Dataset content |
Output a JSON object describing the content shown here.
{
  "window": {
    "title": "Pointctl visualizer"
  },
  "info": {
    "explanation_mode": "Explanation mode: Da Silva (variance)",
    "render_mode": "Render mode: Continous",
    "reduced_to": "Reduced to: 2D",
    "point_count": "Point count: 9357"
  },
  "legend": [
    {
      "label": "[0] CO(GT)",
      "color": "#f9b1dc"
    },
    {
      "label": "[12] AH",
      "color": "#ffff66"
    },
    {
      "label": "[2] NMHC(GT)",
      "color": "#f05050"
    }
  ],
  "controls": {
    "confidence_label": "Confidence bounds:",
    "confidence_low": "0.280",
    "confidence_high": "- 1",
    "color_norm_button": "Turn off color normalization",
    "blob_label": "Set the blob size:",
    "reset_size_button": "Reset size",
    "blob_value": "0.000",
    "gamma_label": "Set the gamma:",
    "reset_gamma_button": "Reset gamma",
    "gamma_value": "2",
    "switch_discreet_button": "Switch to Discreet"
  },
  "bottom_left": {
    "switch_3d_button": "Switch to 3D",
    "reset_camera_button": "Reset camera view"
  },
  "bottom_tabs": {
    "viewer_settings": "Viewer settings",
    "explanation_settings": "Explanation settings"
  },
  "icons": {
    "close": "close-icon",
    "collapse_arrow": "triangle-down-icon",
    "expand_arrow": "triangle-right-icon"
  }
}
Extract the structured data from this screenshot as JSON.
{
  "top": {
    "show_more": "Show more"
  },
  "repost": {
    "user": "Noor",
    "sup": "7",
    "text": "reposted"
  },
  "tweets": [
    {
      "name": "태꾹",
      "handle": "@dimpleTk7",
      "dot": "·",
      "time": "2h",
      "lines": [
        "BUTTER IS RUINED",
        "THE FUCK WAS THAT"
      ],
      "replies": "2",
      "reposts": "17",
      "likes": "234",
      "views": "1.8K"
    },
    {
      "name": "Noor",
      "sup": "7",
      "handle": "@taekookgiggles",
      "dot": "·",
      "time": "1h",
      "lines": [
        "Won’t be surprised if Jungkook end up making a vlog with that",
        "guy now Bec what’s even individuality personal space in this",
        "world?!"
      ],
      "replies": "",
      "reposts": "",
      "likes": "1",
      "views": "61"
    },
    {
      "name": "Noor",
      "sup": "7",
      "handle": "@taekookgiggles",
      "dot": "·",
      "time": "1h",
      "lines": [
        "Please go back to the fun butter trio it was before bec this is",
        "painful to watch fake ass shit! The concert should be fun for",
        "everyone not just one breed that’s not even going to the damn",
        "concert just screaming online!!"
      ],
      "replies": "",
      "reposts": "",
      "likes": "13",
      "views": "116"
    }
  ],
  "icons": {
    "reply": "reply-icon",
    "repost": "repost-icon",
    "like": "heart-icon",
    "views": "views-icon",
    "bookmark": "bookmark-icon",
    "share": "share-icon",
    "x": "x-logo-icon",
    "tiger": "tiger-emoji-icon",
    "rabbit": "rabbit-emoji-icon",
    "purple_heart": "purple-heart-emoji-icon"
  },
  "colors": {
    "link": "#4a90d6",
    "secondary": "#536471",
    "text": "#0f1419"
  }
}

Task directions |
Look through the data above. Each line containing the word "emoji" needs to be copied.

Answer for this exercise |
    "tiger": "tiger-emoji-icon",
    "rabbit": "rabbit-emoji-icon",
    "purple_heart": "purple-heart-emoji-icon"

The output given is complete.